DIRECTIVE — Reproduce the whole listing, character for character.

-- begin RECORDS SUPPLIED --

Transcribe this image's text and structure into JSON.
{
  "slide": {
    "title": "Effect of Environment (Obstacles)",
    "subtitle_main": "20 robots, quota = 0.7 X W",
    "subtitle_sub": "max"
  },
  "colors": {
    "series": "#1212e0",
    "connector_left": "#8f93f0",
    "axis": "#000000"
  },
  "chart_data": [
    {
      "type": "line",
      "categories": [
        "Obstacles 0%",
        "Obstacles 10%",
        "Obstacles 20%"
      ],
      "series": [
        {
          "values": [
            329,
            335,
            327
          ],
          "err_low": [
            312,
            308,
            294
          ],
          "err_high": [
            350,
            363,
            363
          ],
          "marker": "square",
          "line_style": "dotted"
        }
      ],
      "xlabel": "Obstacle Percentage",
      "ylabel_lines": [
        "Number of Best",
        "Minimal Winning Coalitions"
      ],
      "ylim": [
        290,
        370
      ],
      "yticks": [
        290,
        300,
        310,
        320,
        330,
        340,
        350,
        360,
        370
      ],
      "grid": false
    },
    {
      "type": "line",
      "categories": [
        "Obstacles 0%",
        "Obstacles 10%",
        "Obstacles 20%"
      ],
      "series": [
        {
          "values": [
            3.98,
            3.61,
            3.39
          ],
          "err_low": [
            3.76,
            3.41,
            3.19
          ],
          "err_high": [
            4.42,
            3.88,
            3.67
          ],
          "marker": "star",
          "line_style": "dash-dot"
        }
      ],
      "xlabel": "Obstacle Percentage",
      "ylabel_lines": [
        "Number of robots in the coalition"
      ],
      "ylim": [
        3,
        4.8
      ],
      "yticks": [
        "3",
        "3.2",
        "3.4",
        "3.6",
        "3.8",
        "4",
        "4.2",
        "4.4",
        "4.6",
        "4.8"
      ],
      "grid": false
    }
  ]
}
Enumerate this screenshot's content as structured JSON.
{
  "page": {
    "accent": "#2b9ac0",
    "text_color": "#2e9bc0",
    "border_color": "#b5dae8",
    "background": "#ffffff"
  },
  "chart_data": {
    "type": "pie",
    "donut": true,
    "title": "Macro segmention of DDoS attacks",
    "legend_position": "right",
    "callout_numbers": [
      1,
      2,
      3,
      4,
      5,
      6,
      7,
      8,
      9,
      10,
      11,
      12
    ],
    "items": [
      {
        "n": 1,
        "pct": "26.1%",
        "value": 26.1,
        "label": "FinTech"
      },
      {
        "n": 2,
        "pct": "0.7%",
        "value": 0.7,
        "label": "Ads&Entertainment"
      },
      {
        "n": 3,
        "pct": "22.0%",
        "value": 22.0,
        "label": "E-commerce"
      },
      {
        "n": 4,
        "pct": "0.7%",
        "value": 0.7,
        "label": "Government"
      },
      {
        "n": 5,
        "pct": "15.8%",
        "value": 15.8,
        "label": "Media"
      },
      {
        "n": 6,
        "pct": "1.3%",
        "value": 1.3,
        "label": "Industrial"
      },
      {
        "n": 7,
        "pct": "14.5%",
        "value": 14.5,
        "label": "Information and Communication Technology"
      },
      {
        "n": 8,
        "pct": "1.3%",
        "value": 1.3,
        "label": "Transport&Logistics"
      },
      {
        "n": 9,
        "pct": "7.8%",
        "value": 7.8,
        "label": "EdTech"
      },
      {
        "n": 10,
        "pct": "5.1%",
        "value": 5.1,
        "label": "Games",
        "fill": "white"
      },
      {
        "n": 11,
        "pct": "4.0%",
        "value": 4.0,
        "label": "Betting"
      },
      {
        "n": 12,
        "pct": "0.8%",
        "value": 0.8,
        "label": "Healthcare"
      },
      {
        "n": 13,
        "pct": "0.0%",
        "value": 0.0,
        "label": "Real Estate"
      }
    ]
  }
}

-- end RECORDS SUPPLIED --

SOLUTION TO THE PROBLEM —
Transcribe this image's text and structure into JSON.
{
  "slide": {
    "title": "Effect of Environment (Obstacles)",
    "subtitle_main": "20 robots, quota = 0.7 X W",
    "subtitle_sub": "max"
  },
  "colors": {
    "series": "#1212e0",
    "connector_left": "#8f93f0",
    "axis": "#000000"
  },
  "chart_data": [
    {
      "type": "line",
      "categories": [
        "Obstacles 0%",
        "Obstacles 10%",
        "Obstacles 20%"
      ],
      "series": [
        {
          "values": [
            329,
            335,
            327
          ],
          "err_low": [
            312,
            308,
            294
          ],
          "err_high": [
            350,
            363,
            363
          ],
          "marker": "square",
          "line_style": "dotted"
        }
      ],
      "xlabel": "Obstacle Percentage",
      "ylabel_lines": [
        "Number of Best",
        "Minimal Winning Coalitions"
      ],
      "ylim": [
        290,
        370
      ],
      "yticks": [
        290,
        300,
        310,
        320,
        330,
        340,
        350,
        360,
        370
      ],
      "grid": false
    },
    {
      "type": "line",
      "categories": [
        "Obstacles 0%",
        "Obstacles 10%",
        "Obstacles 20%"
      ],
      "series": [
        {
          "values": [
            3.98,
            3.61,
            3.39
          ],
          "err_low": [
            3.76,
            3.41,
            3.19
          ],
          "err_high": [
            4.42,
            3.88,
            3.67
          ],
          "marker": "star",
          "line_style": "dash-dot"
        }
      ],
      "xlabel": "Obstacle Percentage",
      "ylabel_lines": [
        "Number of robots in the coalition"
      ],
      "ylim": [
        3,
        4.8
      ],
      "yticks": [
        "3",
        "3.2",
        "3.4",
        "3.6",
        "3.8",
        "4",
        "4.2",
        "4.4",
        "4.6",
        "4.8"
      ],
      "grid": false
    }
  ]
}
Enumerate this screenshot's content as structured JSON.
{
  "page": {
    "accent": "#2b9ac0",
    "text_color": "#2e9bc0",
    "border_color": "#b5dae8",
    "background": "#ffffff"
  },
  "chart_data": {
    "type": "pie",
    "donut": true,
    "title": "Macro segmention of DDoS attacks",
    "legend_position": "right",
    "callout_numbers": [
      1,
      2,
      3,
      4,
      5,
      6,
      7,
      8,
      9,
      10,
      11,
      12
    ],
    "items": [
      {
        "n": 1,
        "pct": "26.1%",
        "value": 26.1,
        "label": "FinTech"
      },
      {
        "n": 2,
        "pct": "0.7%",
        "value": 0.7,
        "label": "Ads&Entertainment"
      },
      {
        "n": 3,
        "pct": "22.0%",
        "value": 22.0,
        "label": "E-commerce"
      },
      {
        "n": 4,
        "pct": "0.7%",
        "value": 0.7,
        "label": "Government"
      },
      {
        "n": 5,
        "pct": "15.8%",
        "value": 15.8,
        "label": "Media"
      },
      {
        "n": 6,
        "pct": "1.3%",
        "value": 1.3,
        "label": "Industrial"
      },
      {
        "n": 7,
        "pct": "14.5%",
        "value": 14.5,
        "label": "Information and Communication Technology"
      },
      {
        "n": 8,
        "pct": "1.3%",
        "value": 1.3,
        "label": "Transport&Logistics"
      },
      {
        "n": 9,
        "pct": "7.8%",
        "value": 7.8,
        "label": "EdTech"
      },
      {
        "n": 10,
        "pct": "5.1%",
        "value": 5.1,
        "label": "Games",
        "fill": "white"
      },
      {
        "n": 11,
        "pct": "4.0%",
        "value": 4.0,
        "label": "Betting"
      },
      {
        "n": 12,
        "pct": "0.8%",
        "value": 0.8,
        "label": "Healthcare"
      },
      {
        "n": 13,
        "pct": "0.0%",
        "value": 0.0,
        "label": "Real Estate"
      }
    ]
  }
}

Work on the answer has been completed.